**Goal**
The records below should be written out again, exactly.

**Information supplied**

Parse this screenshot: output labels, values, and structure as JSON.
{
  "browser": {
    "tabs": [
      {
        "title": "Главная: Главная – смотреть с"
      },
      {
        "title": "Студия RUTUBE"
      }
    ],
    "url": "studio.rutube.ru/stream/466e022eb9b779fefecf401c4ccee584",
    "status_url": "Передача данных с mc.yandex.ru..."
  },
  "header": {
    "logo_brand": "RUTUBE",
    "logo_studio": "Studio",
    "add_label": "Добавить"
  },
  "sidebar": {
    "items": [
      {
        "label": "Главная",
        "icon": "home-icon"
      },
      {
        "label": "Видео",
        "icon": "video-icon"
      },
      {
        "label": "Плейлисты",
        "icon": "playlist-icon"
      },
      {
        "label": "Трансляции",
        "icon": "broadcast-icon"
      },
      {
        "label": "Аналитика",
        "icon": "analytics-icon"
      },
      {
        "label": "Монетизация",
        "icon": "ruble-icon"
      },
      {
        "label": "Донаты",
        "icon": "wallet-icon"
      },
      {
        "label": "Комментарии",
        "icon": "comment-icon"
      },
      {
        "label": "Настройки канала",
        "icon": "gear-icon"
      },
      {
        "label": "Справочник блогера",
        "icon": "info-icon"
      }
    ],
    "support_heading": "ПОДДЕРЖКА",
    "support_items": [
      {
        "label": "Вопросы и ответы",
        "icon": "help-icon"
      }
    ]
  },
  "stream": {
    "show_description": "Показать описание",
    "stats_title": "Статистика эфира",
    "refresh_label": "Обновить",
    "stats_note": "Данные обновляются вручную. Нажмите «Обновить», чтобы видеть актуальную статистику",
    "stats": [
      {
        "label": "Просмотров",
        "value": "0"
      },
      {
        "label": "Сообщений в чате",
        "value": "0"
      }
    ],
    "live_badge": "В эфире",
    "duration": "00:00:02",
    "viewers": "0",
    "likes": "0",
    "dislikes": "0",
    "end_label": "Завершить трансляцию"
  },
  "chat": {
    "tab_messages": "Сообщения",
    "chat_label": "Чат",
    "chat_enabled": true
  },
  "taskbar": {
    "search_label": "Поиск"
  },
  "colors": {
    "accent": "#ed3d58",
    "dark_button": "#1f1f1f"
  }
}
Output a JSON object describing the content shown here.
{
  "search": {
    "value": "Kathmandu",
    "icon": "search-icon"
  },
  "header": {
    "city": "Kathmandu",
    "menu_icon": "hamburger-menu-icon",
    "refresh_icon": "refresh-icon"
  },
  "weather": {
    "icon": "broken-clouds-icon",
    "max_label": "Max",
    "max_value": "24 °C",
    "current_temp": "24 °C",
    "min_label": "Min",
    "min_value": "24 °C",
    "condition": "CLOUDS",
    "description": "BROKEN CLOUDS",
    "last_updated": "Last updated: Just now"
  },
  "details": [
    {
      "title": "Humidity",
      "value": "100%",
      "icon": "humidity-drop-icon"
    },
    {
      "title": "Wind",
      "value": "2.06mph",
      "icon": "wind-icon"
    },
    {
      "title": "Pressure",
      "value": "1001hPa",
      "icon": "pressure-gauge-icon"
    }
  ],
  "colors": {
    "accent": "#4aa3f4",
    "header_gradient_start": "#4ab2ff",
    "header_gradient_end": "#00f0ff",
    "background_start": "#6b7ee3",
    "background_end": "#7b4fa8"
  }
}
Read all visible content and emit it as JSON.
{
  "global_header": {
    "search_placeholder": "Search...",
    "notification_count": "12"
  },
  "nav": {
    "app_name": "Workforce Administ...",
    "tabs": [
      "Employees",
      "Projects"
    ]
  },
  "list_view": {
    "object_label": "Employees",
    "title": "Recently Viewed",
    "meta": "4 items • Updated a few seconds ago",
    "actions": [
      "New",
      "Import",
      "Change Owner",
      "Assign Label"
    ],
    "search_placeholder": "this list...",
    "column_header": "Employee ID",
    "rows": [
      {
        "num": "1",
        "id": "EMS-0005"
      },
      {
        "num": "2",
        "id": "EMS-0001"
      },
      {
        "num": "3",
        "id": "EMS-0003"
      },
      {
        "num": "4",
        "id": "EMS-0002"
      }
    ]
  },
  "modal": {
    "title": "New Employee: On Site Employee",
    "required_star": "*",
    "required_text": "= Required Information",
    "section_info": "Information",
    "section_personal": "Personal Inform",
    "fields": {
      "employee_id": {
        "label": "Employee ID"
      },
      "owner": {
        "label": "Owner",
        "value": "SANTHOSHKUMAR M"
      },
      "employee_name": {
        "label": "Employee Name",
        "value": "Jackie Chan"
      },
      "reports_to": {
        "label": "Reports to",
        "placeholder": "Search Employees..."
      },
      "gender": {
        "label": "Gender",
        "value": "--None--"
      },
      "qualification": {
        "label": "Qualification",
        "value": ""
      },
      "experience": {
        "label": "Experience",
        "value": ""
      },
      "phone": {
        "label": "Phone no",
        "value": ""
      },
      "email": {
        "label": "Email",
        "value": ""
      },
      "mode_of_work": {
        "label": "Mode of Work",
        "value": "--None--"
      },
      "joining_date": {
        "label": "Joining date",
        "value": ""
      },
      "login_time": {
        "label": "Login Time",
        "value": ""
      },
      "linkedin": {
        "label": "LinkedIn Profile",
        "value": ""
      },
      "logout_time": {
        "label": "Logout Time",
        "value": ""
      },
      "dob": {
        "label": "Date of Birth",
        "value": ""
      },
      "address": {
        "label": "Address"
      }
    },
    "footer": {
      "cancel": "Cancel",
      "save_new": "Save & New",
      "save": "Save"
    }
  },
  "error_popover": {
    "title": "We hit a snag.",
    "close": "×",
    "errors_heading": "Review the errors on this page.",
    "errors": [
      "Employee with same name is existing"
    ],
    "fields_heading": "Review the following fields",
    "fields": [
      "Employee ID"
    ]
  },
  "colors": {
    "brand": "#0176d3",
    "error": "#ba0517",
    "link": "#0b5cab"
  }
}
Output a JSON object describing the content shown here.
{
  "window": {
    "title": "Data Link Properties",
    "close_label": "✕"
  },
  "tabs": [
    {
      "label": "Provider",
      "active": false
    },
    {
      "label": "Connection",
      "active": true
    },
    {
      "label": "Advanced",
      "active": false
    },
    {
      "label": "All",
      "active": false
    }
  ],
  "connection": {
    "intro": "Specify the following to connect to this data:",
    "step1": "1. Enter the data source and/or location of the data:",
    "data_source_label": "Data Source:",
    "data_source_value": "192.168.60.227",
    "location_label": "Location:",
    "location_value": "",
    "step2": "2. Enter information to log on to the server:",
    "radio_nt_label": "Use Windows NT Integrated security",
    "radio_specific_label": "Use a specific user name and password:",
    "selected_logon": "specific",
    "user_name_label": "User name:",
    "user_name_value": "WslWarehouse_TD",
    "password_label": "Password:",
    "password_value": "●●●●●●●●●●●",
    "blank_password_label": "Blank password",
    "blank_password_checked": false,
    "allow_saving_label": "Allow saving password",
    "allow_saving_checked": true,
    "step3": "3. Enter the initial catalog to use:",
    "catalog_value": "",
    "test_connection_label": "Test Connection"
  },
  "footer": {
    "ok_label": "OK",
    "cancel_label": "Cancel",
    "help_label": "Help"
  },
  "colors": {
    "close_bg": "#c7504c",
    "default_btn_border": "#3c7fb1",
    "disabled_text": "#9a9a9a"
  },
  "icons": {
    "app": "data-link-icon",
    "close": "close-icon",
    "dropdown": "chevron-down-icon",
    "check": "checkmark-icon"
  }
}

**Result**
Parse this screenshot: output labels, values, and structure as JSON.
{
  "browser": {
    "tabs": [
      {
        "title": "Главная: Главная – смотреть с"
      },
      {
        "title": "Студия RUTUBE"
      }
    ],
    "url": "studio.rutube.ru/stream/466e022eb9b779fefecf401c4ccee584",
    "status_url": "Передача данных с mc.yandex.ru..."
  },
  "header": {
    "logo_brand": "RUTUBE",
    "logo_studio": "Studio",
    "add_label": "Добавить"
  },
  "sidebar": {
    "items": [
      {
        "label": "Главная",
        "icon": "home-icon"
      },
      {
        "label": "Видео",
        "icon": "video-icon"
      },
      {
        "label": "Плейлисты",
        "icon": "playlist-icon"
      },
      {
        "label": "Трансляции",
        "icon": "broadcast-icon"
      },
      {
        "label": "Аналитика",
        "icon": "analytics-icon"
      },
      {
        "label": "Монетизация",
        "icon": "ruble-icon"
      },
      {
        "label": "Донаты",
        "icon": "wallet-icon"
      },
      {
        "label": "Комментарии",
        "icon": "comment-icon"
      },
      {
        "label": "Настройки канала",
        "icon": "gear-icon"
      },
      {
        "label": "Справочник блогера",
        "icon": "info-icon"
      }
    ],
    "support_heading": "ПОДДЕРЖКА",
    "support_items": [
      {
        "label": "Вопросы и ответы",
        "icon": "help-icon"
      }
    ]
  },
  "stream": {
    "show_description": "Показать описание",
    "stats_title": "Статистика эфира",
    "refresh_label": "Обновить",
    "stats_note": "Данные обновляются вручную. Нажмите «Обновить», чтобы видеть актуальную статистику",
    "stats": [
      {
        "label": "Просмотров",
        "value": "0"
      },
      {
        "label": "Сообщений в чате",
        "value": "0"
      }
    ],
    "live_badge": "В эфире",
    "duration": "00:00:02",
    "viewers": "0",
    "likes": "0",
    "dislikes": "0",
    "end_label": "Завершить трансляцию"
  },
  "chat": {
    "tab_messages": "Сообщения",
    "chat_label": "Чат",
    "chat_enabled": true
  },
  "taskbar": {
    "search_label": "Поиск"
  },
  "colors": {
    "accent": "#ed3d58",
    "dark_button": "#1f1f1f"
  }
}
Output a JSON object describing the content shown here.
{
  "search": {
    "value": "Kathmandu",
    "icon": "search-icon"
  },
  "header": {
    "city": "Kathmandu",
    "menu_icon": "hamburger-menu-icon",
    "refresh_icon": "refresh-icon"
  },
  "weather": {
    "icon": "broken-clouds-icon",
    "max_label": "Max",
    "max_value": "24 °C",
    "current_temp": "24 °C",
    "min_label": "Min",
    "min_value": "24 °C",
    "condition": "CLOUDS",
    "description": "BROKEN CLOUDS",
    "last_updated": "Last updated: Just now"
  },
  "details": [
    {
      "title": "Humidity",
      "value": "100%",
      "icon": "humidity-drop-icon"
    },
    {
      "title": "Wind",
      "value": "2.06mph",
      "icon": "wind-icon"
    },
    {
      "title": "Pressure",
      "value": "1001hPa",
      "icon": "pressure-gauge-icon"
    }
  ],
  "colors": {
    "accent": "#4aa3f4",
    "header_gradient_start": "#4ab2ff",
    "header_gradient_end": "#00f0ff",
    "background_start": "#6b7ee3",
    "background_end": "#7b4fa8"
  }
}
Read all visible content and emit it as JSON.
{
  "global_header": {
    "search_placeholder": "Search...",
    "notification_count": "12"
  },
  "nav": {
    "app_name": "Workforce Administ...",
    "tabs": [
      "Employees",
      "Projects"
    ]
  },
  "list_view": {
    "object_label": "Employees",
    "title": "Recently Viewed",
    "meta": "4 items • Updated a few seconds ago",
    "actions": [
      "New",
      "Import",
      "Change Owner",
      "Assign Label"
    ],
    "search_placeholder": "this list...",
    "column_header": "Employee ID",
    "rows": [
      {
        "num": "1",
        "id": "EMS-0005"
      },
      {
        "num": "2",
        "id": "EMS-0001"
      },
      {
        "num": "3",
        "id": "EMS-0003"
      },
      {
        "num": "4",
        "id": "EMS-0002"
      }
    ]
  },
  "modal": {
    "title": "New Employee: On Site Employee",
    "required_star": "*",
    "required_text": "= Required Information",
    "section_info": "Information",
    "section_personal": "Personal Inform",
    "fields": {
      "employee_id": {
        "label": "Employee ID"
      },
      "owner": {
        "label": "Owner",
        "value": "SANTHOSHKUMAR M"
      },
      "employee_name": {
        "label": "Employee Name",
        "value": "Jackie Chan"
      },
      "reports_to": {
        "label": "Reports to",
        "placeholder": "Search Employees..."
      },
      "gender": {
        "label": "Gender",
        "value": "--None--"
      },
      "qualification": {
        "label": "Qualification",
        "value": ""
      },
      "experience": {
        "label": "Experience",
        "value": ""
      },
      "phone": {
        "label": "Phone no",
        "value": ""
      },
      "email": {
        "label": "Email",
        "value": ""
      },
      "mode_of_work": {
        "label": "Mode of Work",
        "value": "--None--"
      },
      "joining_date": {
        "label": "Joining date",
        "value": ""
      },
      "login_time": {
        "label": "Login Time",
        "value": ""
      },
      "linkedin": {
        "label": "LinkedIn Profile",
        "value": ""
      },
      "logout_time": {
        "label": "Logout Time",
        "value": ""
      },
      "dob": {
        "label": "Date of Birth",
        "value": ""
      },
      "address": {
        "label": "Address"
      }
    },
    "footer": {
      "cancel": "Cancel",
      "save_new": "Save & New",
      "save": "Save"
    }
  },
  "error_popover": {
    "title": "We hit a snag.",
    "close": "×",
    "errors_heading": "Review the errors on this page.",
    "errors": [
      "Employee with same name is existing"
    ],
    "fields_heading": "Review the following fields",
    "fields": [
      "Employee ID"
    ]
  },
  "colors": {
    "brand": "#0176d3",
    "error": "#ba0517",
    "link": "#0b5cab"
  }
}
Output a JSON object describing the content shown here.
{
  "window": {
    "title": "Data Link Properties",
    "close_label": "✕"
  },
  "tabs": [
    {
      "label": "Provider",
      "active": false
    },
    {
      "label": "Connection",
      "active": true
    },
    {
      "label": "Advanced",
      "active": false
    },
    {
      "label": "All",
      "active": false
    }
  ],
  "connection": {
    "intro": "Specify the following to connect to this data:",
    "step1": "1. Enter the data source and/or location of the data:",
    "data_source_label": "Data Source:",
    "data_source_value": "192.168.60.227",
    "location_label": "Location:",
    "location_value": "",
    "step2": "2. Enter information to log on to the server:",
    "radio_nt_label": "Use Windows NT Integrated security",
    "radio_specific_label": "Use a specific user name and password:",
    "selected_logon": "specific",
    "user_name_label": "User name:",
    "user_name_value": "WslWarehouse_TD",
    "password_label": "Password:",
    "password_value": "●●●●●●●●●●●",
    "blank_password_label": "Blank password",
    "blank_password_checked": false,
    "allow_saving_label": "Allow saving password",
    "allow_saving_checked": true,
    "step3": "3. Enter the initial catalog to use:",
    "catalog_value": "",
    "test_connection_label": "Test Connection"
  },
  "footer": {
    "ok_label": "OK",
    "cancel_label": "Cancel",
    "help_label": "Help"
  },
  "colors": {
    "close_bg": "#c7504c",
    "default_btn_border": "#3c7fb1",
    "disabled_text": "#9a9a9a"
  },
  "icons": {
    "app": "data-link-icon",
    "close": "close-icon",
    "dropdown": "chevron-down-icon",
    "check": "checkmark-icon"
  }
}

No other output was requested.